• **Problem statement**
Pictures stay out; everything else in the records below is copied exactly.

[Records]
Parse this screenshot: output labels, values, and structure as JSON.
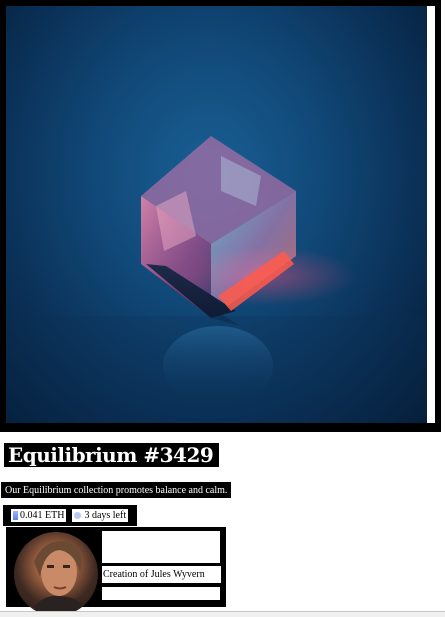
{
  "nft": {
    "image_alt": "Glowing glass cube on blue background",
    "title": "Equilibrium #3429",
    "description": "Our Equilibrium collection promotes balance and calm.",
    "price": "0.041 ETH",
    "time_left": "3 days left",
    "creator_text": "Creation of Jules Wyvern"
  },
  "icons": {
    "price": "ethereum-icon",
    "time": "clock-icon"
  },
  "colors": {
    "background": "#ffffff",
    "frame": "#000000",
    "image_blue": "#114a7a",
    "eth_blue": "#627eea"
  }
}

• **Solution to the exercise**
Parse this screenshot: output labels, values, and structure as JSON.
{
  "nft": {
    "image_alt": "Glowing glass cube on blue background",
    "title": "Equilibrium #3429",
    "description": "Our Equilibrium collection promotes balance and calm.",
    "price": "0.041 ETH",
    "time_left": "3 days left",
    "creator_text": "Creation of Jules Wyvern"
  },
  "icons": {
    "price": "ethereum-icon",
    "time": "clock-icon"
  },
  "colors": {
    "background": "#ffffff",
    "frame": "#000000",
    "image_blue": "#114a7a",
    "eth_blue": "#627eea"
  }
}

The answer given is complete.